Pictures aside, quote the whole listing exactly.

:: RECORDS SHOWN

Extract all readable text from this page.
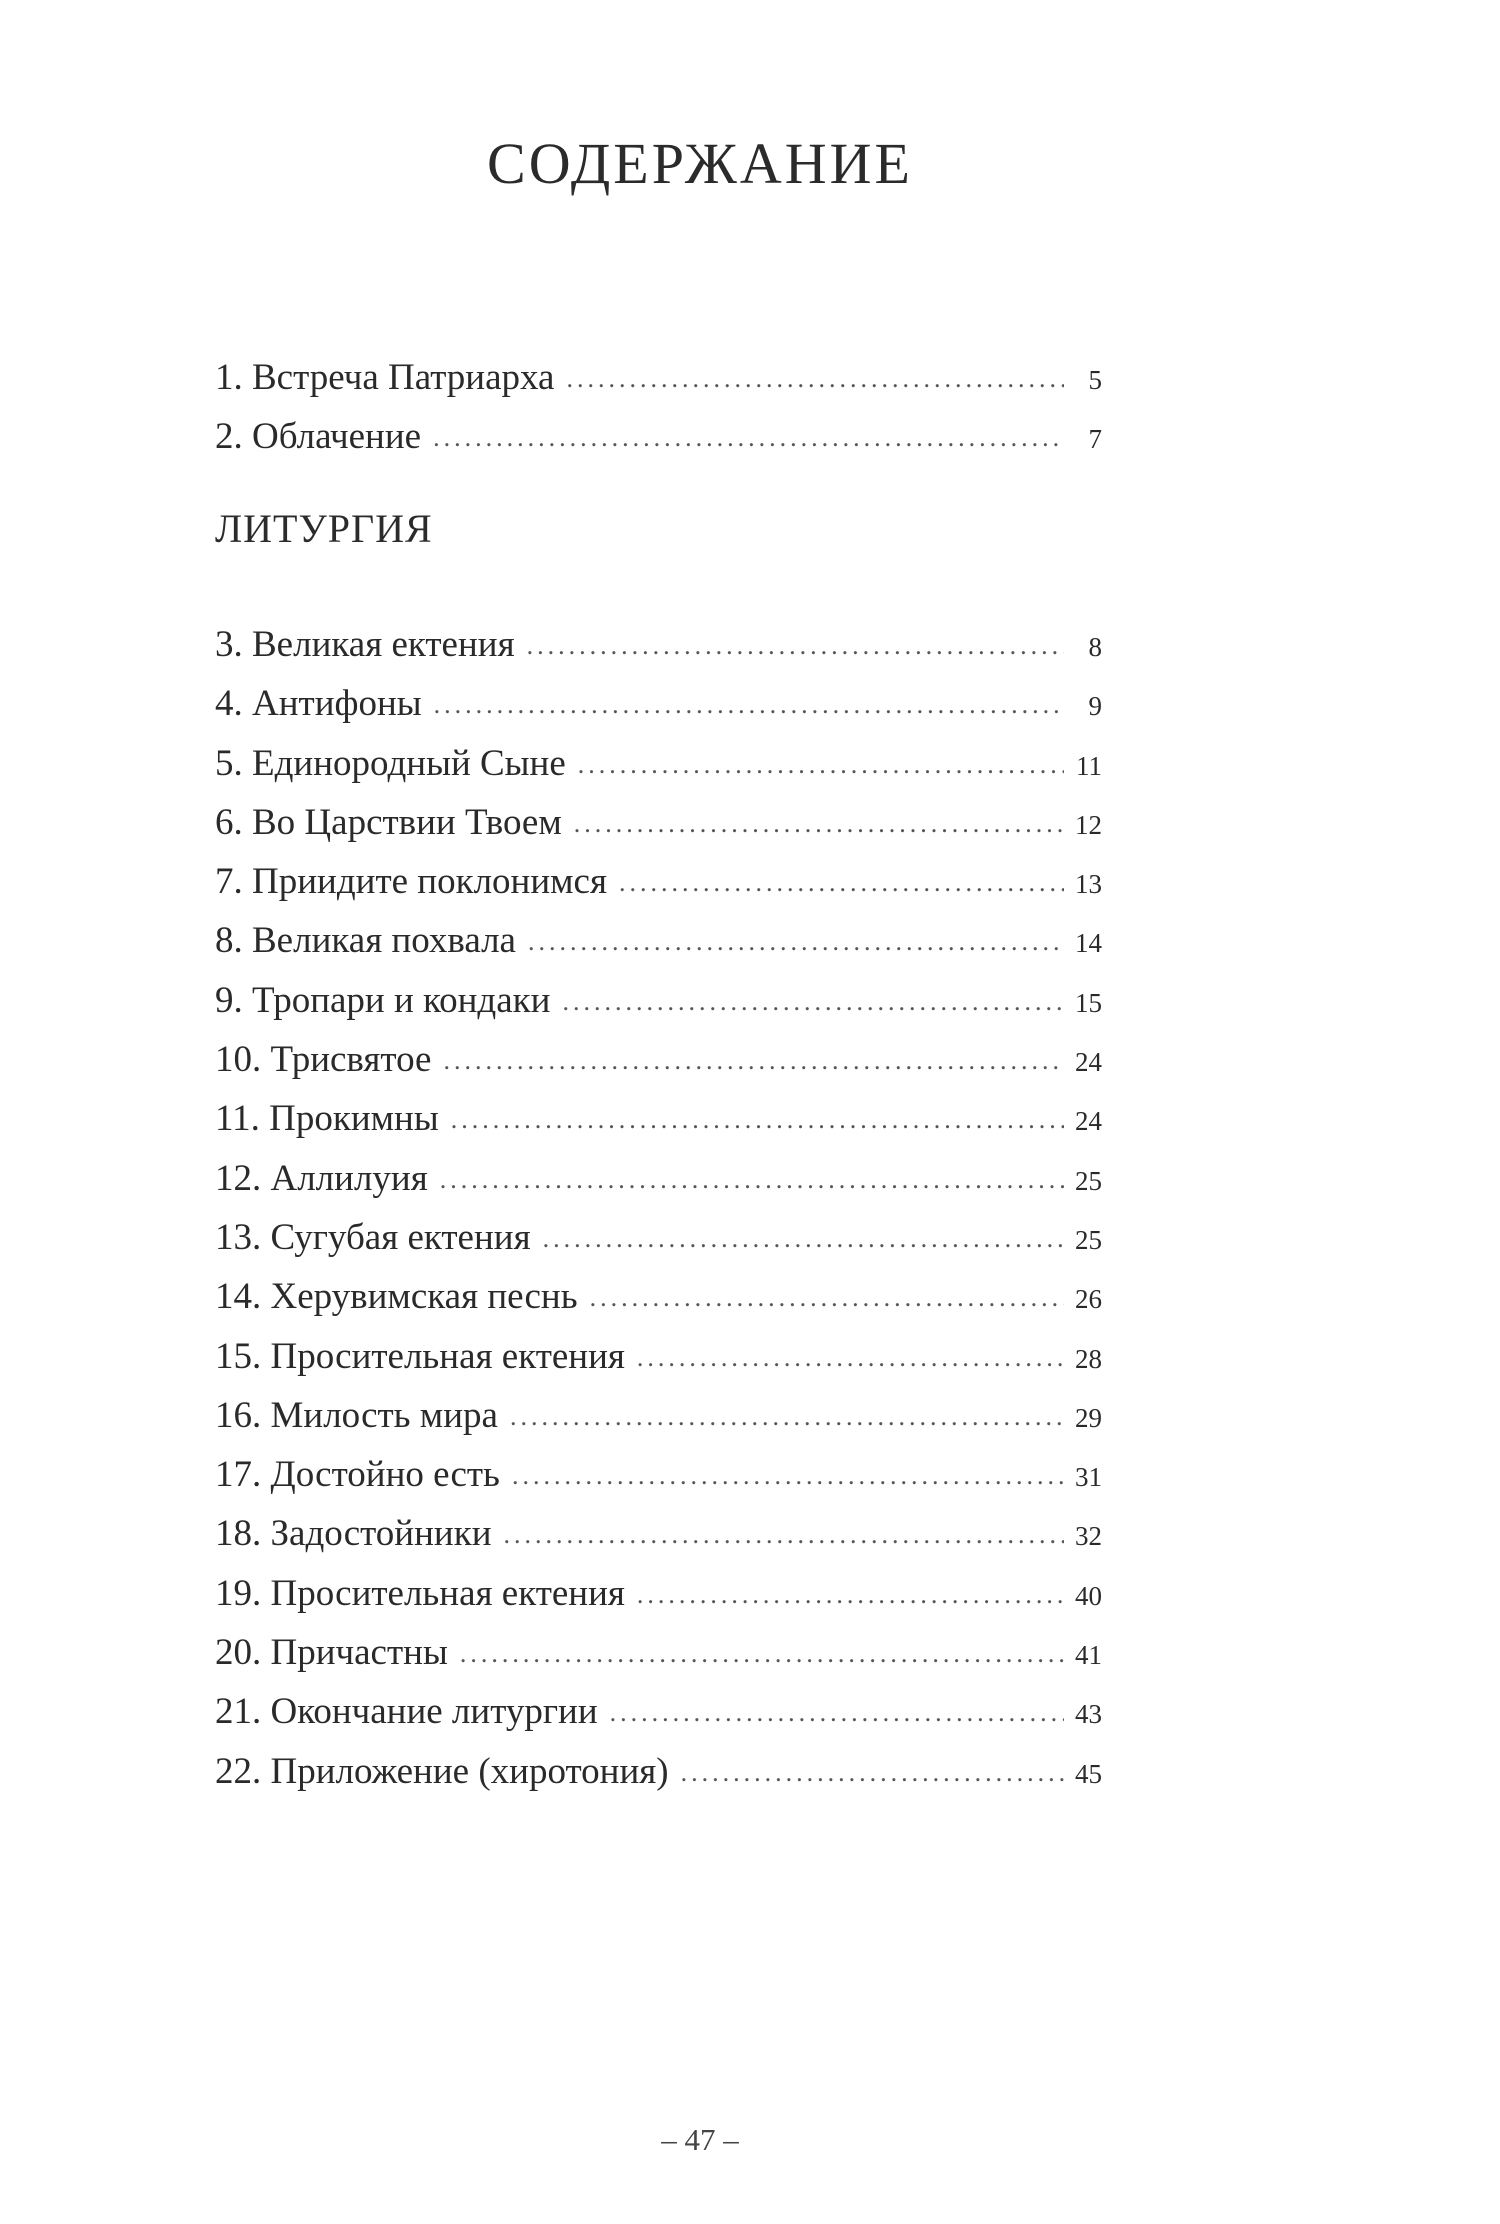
СОДЕРЖАНИЕ
1. Встреча Патриарха .....	5
2. Облачение .....	7
ЛИТУРГИЯ
3. Великая ектения .....	8
4. Антифоны .....	9
5. Единородный Сыне .....	11
6. Во Царствии Твоем .....	12
7. Приидите поклонимся .....	13
8. Великая похвала .....	14
9. Тропари и кондаки .....	15
10. Трисвятое .....	24
11. Прокимны .....	24
12. Аллилуия .....	25
13. Сугубая ектения .....	25
14. Херувимская песнь .....	26
15. Просительная ектения .....	28
16. Милость мира .....	29
17. Достойно есть .....	31
18. Задостойники .....	32
19. Просительная ектения .....	40
20. Причастны .....	41
21. Окончание литургии .....	43
22. Приложение (хиротония) .....	45
– 47 –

::::

SOLVED EXERCISE:
Extract all readable text from this page.
СОДЕРЖАНИЕ
1. Встреча Патриарха .....	5
2. Облачение .....	7
ЛИТУРГИЯ
3. Великая ектения .....	8
4. Антифоны .....	9
5. Единородный Сыне .....	11
6. Во Царствии Твоем .....	12
7. Приидите поклонимся .....	13
8. Великая похвала .....	14
9. Тропари и кондаки .....	15
10. Трисвятое .....	24
11. Прокимны .....	24
12. Аллилуия .....	25
13. Сугубая ектения .....	25
14. Херувимская песнь .....	26
15. Просительная ектения .....	28
16. Милость мира .....	29
17. Достойно есть .....	31
18. Задостойники .....	32
19. Просительная ектения .....	40
20. Причастны .....	41
21. Окончание литургии .....	43
22. Приложение (хиротония) .....	45
– 47 –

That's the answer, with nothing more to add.